— start PROVIDED RECORDS —
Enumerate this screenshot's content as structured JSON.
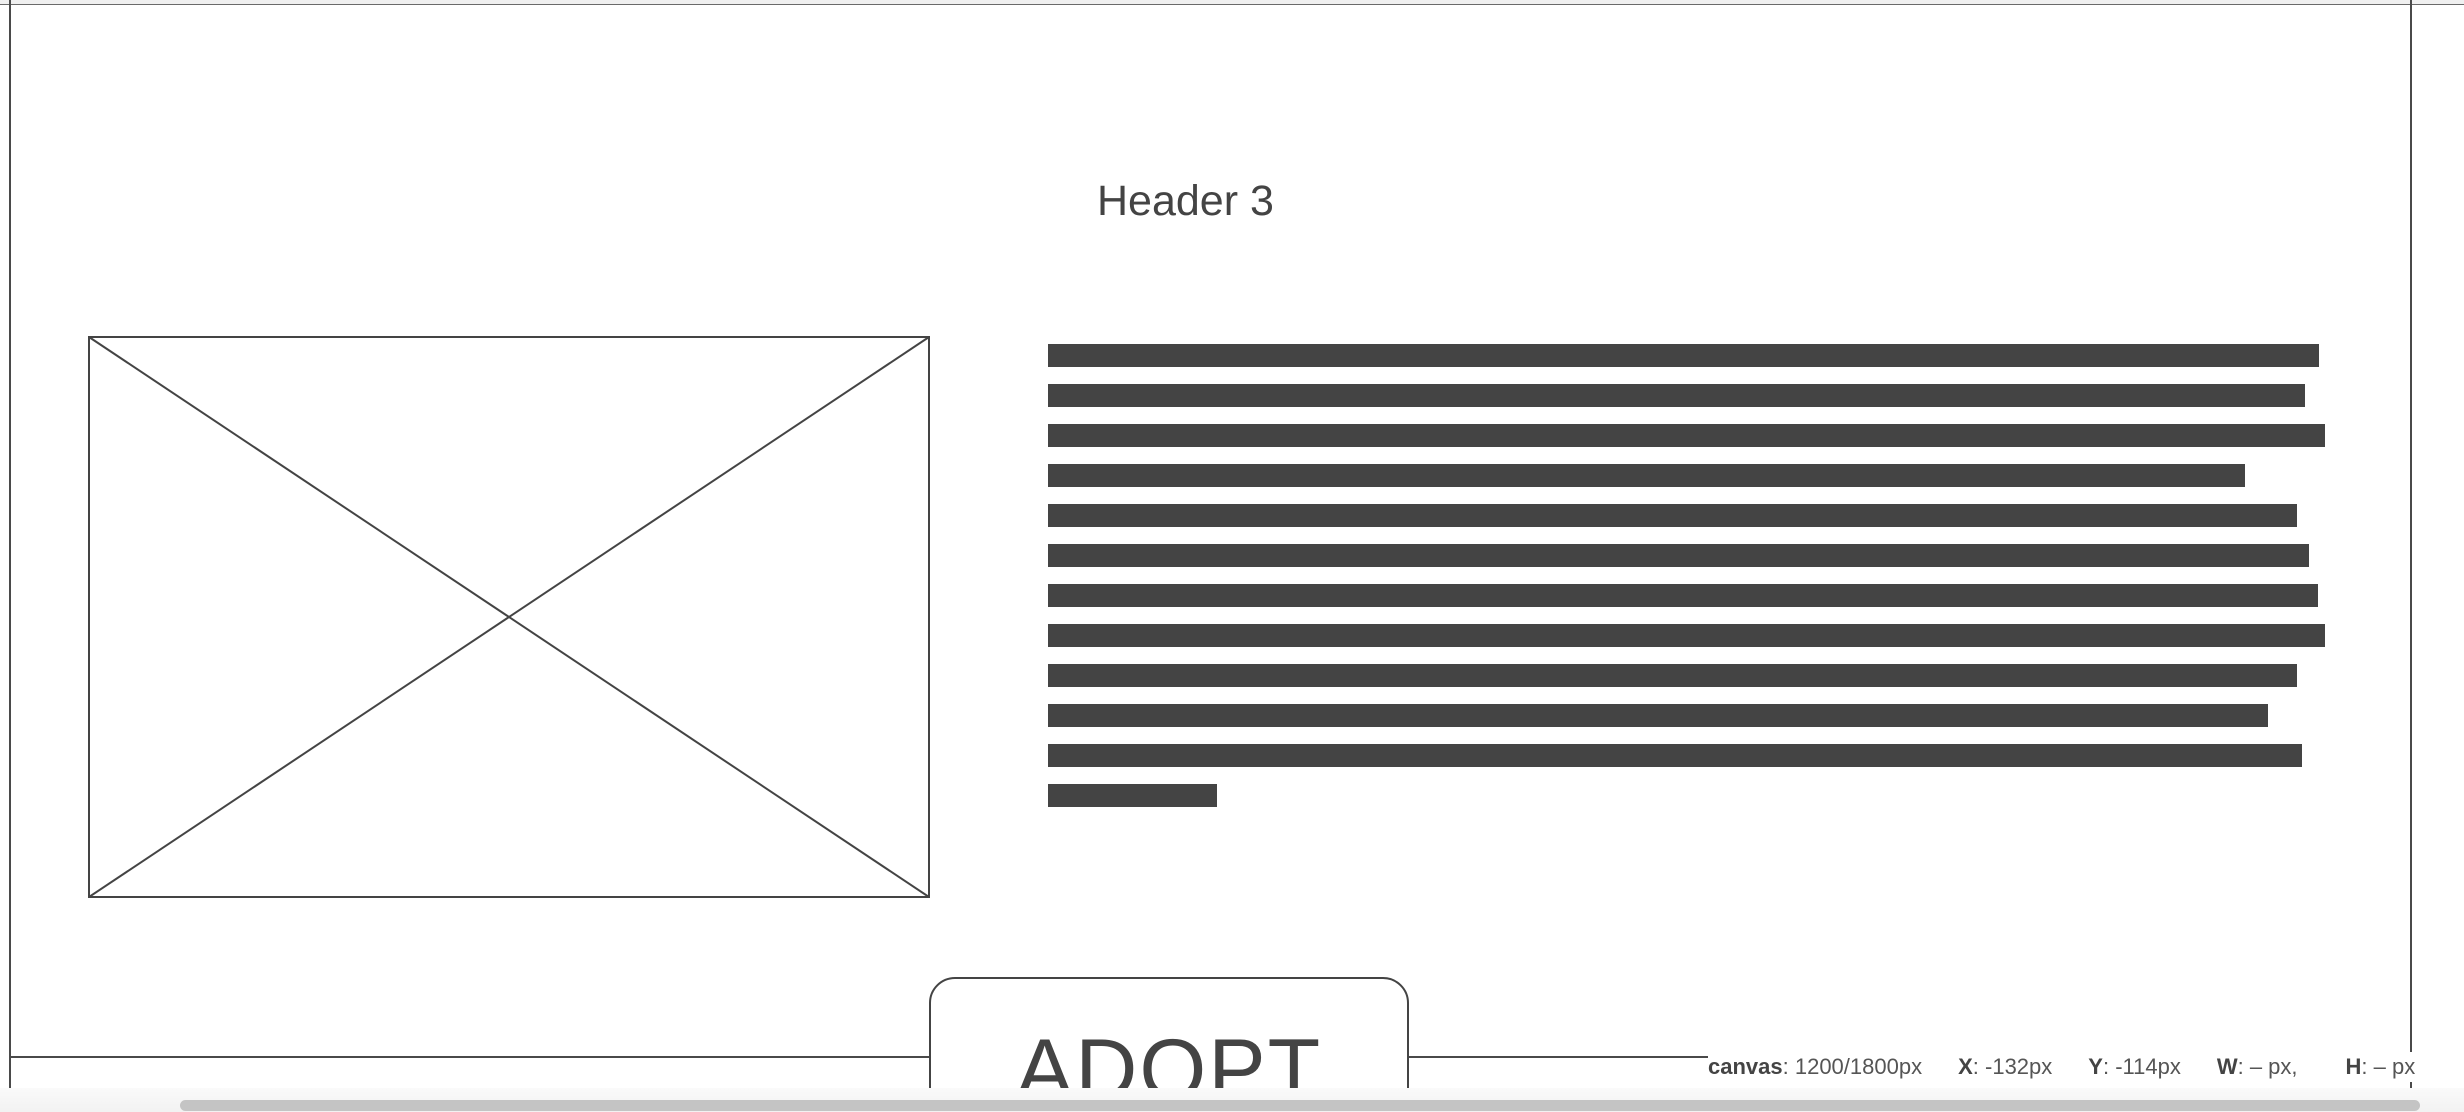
{
  "canvas": {
    "header": "Header 3",
    "image_placeholder": "image-placeholder-icon",
    "text_line_fill": [
      0.993,
      0.982,
      0.998,
      0.935,
      0.976,
      0.985,
      0.992,
      0.998,
      0.976,
      0.953,
      0.98,
      0.132
    ],
    "adopt_button_label": "ADOPT"
  },
  "statusbar": {
    "canvas_key": "canvas",
    "canvas_value": ": 1200/1800px",
    "x_key": "X",
    "x_value": ": -132px",
    "y_key": "Y",
    "y_value": ": -114px",
    "w_key": "W",
    "w_value": ": – px,",
    "h_key": "H",
    "h_value": ": – px"
  },
  "colors": {
    "ink": "#444444",
    "frame": "#4a4a4a",
    "scroll_thumb": "#c4c4c4"
  }
}
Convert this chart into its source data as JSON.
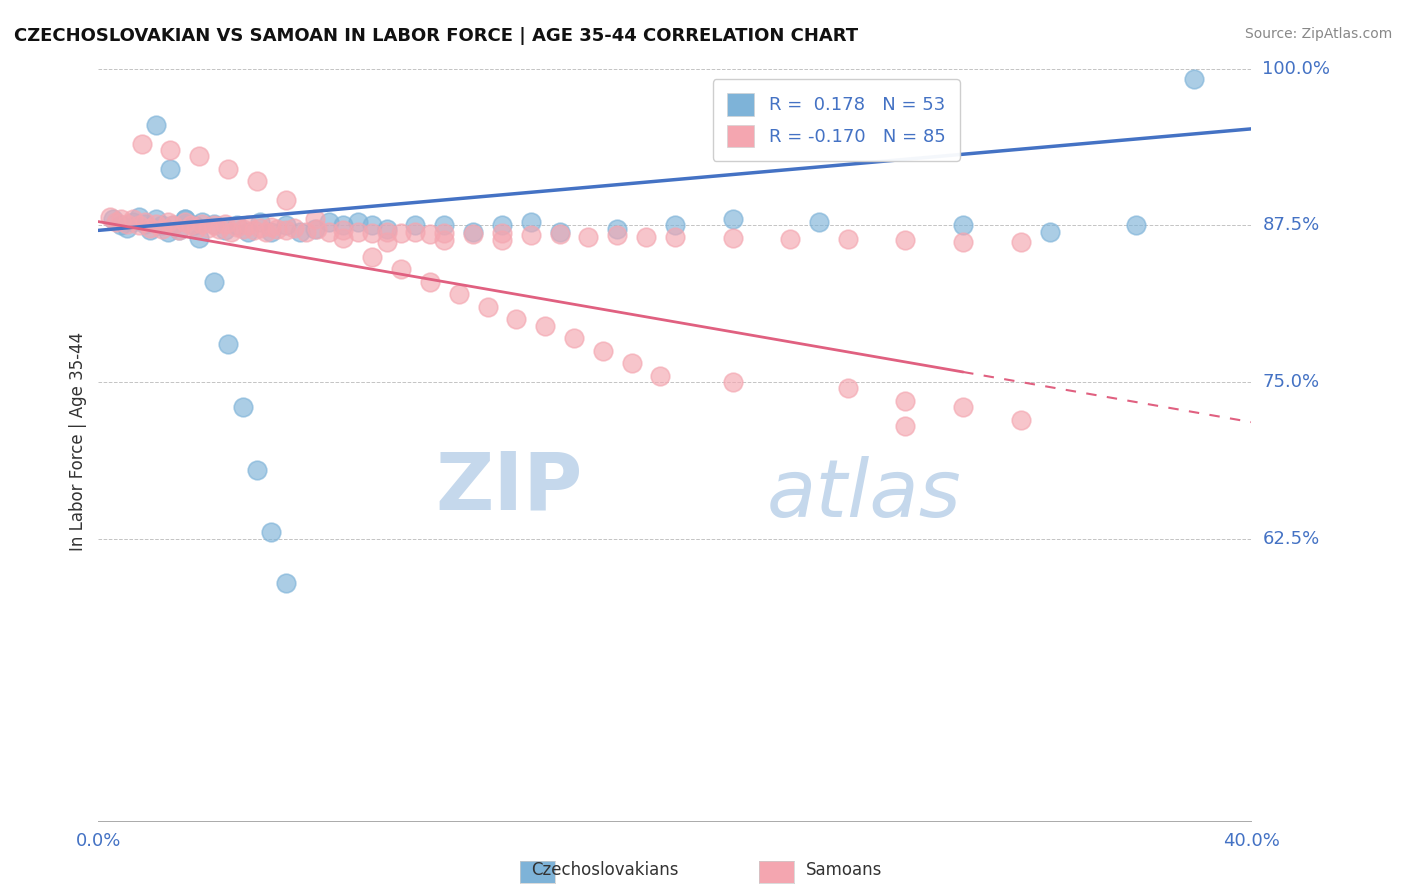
{
  "title": "CZECHOSLOVAKIAN VS SAMOAN IN LABOR FORCE | AGE 35-44 CORRELATION CHART",
  "source": "Source: ZipAtlas.com",
  "ylabel": "In Labor Force | Age 35-44",
  "xlim": [
    0.0,
    0.4
  ],
  "ylim": [
    0.4,
    1.005
  ],
  "ytick_positions": [
    0.625,
    0.75,
    0.875,
    1.0
  ],
  "ytick_labels": [
    "62.5%",
    "75.0%",
    "87.5%",
    "100.0%"
  ],
  "legend_r_czech": "0.178",
  "legend_n_czech": 53,
  "legend_r_samoan": "-0.170",
  "legend_n_samoan": 85,
  "blue_color": "#7EB3D8",
  "pink_color": "#F4A6B0",
  "trend_blue": "#4472C4",
  "trend_pink": "#E06080",
  "watermark_zip": "ZIP",
  "watermark_atlas": "atlas",
  "watermark_color": "#C5D8EC",
  "title_color": "#111111",
  "axis_label_color": "#4472C4",
  "tick_label_color": "#4472C4",
  "czech_x": [
    0.005,
    0.008,
    0.01,
    0.012,
    0.014,
    0.016,
    0.018,
    0.02,
    0.022,
    0.024,
    0.026,
    0.028,
    0.03,
    0.033,
    0.036,
    0.04,
    0.044,
    0.048,
    0.052,
    0.056,
    0.06,
    0.065,
    0.07,
    0.075,
    0.08,
    0.085,
    0.09,
    0.095,
    0.1,
    0.11,
    0.12,
    0.13,
    0.14,
    0.15,
    0.16,
    0.18,
    0.2,
    0.22,
    0.25,
    0.3,
    0.33,
    0.36,
    0.38,
    0.02,
    0.025,
    0.03,
    0.035,
    0.04,
    0.045,
    0.05,
    0.055,
    0.06,
    0.065
  ],
  "czech_y": [
    0.88,
    0.875,
    0.873,
    0.878,
    0.882,
    0.876,
    0.871,
    0.88,
    0.875,
    0.87,
    0.875,
    0.871,
    0.88,
    0.875,
    0.878,
    0.876,
    0.871,
    0.875,
    0.87,
    0.878,
    0.87,
    0.875,
    0.87,
    0.872,
    0.878,
    0.875,
    0.878,
    0.875,
    0.872,
    0.875,
    0.875,
    0.87,
    0.875,
    0.878,
    0.87,
    0.872,
    0.875,
    0.88,
    0.878,
    0.875,
    0.87,
    0.875,
    0.992,
    0.955,
    0.92,
    0.88,
    0.865,
    0.83,
    0.78,
    0.73,
    0.68,
    0.63,
    0.59
  ],
  "samoan_x": [
    0.004,
    0.006,
    0.008,
    0.01,
    0.012,
    0.014,
    0.016,
    0.018,
    0.02,
    0.022,
    0.024,
    0.026,
    0.028,
    0.03,
    0.032,
    0.034,
    0.036,
    0.038,
    0.04,
    0.042,
    0.044,
    0.046,
    0.048,
    0.05,
    0.052,
    0.054,
    0.056,
    0.058,
    0.06,
    0.062,
    0.065,
    0.068,
    0.072,
    0.076,
    0.08,
    0.085,
    0.09,
    0.095,
    0.1,
    0.105,
    0.11,
    0.115,
    0.12,
    0.13,
    0.14,
    0.15,
    0.16,
    0.17,
    0.18,
    0.19,
    0.2,
    0.22,
    0.24,
    0.26,
    0.28,
    0.3,
    0.32,
    0.1,
    0.12,
    0.14,
    0.015,
    0.025,
    0.035,
    0.045,
    0.055,
    0.065,
    0.075,
    0.085,
    0.095,
    0.105,
    0.115,
    0.125,
    0.135,
    0.145,
    0.155,
    0.165,
    0.175,
    0.185,
    0.195,
    0.22,
    0.26,
    0.28,
    0.3,
    0.32,
    0.28
  ],
  "samoan_y": [
    0.882,
    0.878,
    0.88,
    0.876,
    0.88,
    0.875,
    0.878,
    0.873,
    0.876,
    0.872,
    0.878,
    0.875,
    0.871,
    0.878,
    0.875,
    0.872,
    0.876,
    0.873,
    0.875,
    0.872,
    0.876,
    0.87,
    0.874,
    0.872,
    0.875,
    0.871,
    0.873,
    0.87,
    0.874,
    0.872,
    0.871,
    0.873,
    0.87,
    0.872,
    0.87,
    0.871,
    0.87,
    0.869,
    0.87,
    0.869,
    0.87,
    0.868,
    0.869,
    0.868,
    0.869,
    0.867,
    0.868,
    0.866,
    0.867,
    0.866,
    0.866,
    0.865,
    0.864,
    0.864,
    0.863,
    0.862,
    0.862,
    0.862,
    0.863,
    0.863,
    0.94,
    0.935,
    0.93,
    0.92,
    0.91,
    0.895,
    0.88,
    0.865,
    0.85,
    0.84,
    0.83,
    0.82,
    0.81,
    0.8,
    0.795,
    0.785,
    0.775,
    0.765,
    0.755,
    0.75,
    0.745,
    0.735,
    0.73,
    0.72,
    0.715
  ],
  "cz_trend_x0": 0.0,
  "cz_trend_y0": 0.871,
  "cz_trend_x1": 0.4,
  "cz_trend_y1": 0.952,
  "sa_trend_solid_x0": 0.0,
  "sa_trend_solid_y0": 0.878,
  "sa_trend_solid_x1": 0.3,
  "sa_trend_solid_y1": 0.758,
  "sa_trend_dash_x0": 0.3,
  "sa_trend_dash_y0": 0.758,
  "sa_trend_dash_x1": 0.4,
  "sa_trend_dash_y1": 0.718
}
— end PROVIDED RECORDS —
• WRITTEN EXERCISE
Report each line in the data that holds the word "this".

• EXERCISE OUTPUT
Enumerate this screenshot's content as structured JSON.
Convert this chart into its source data as JSON.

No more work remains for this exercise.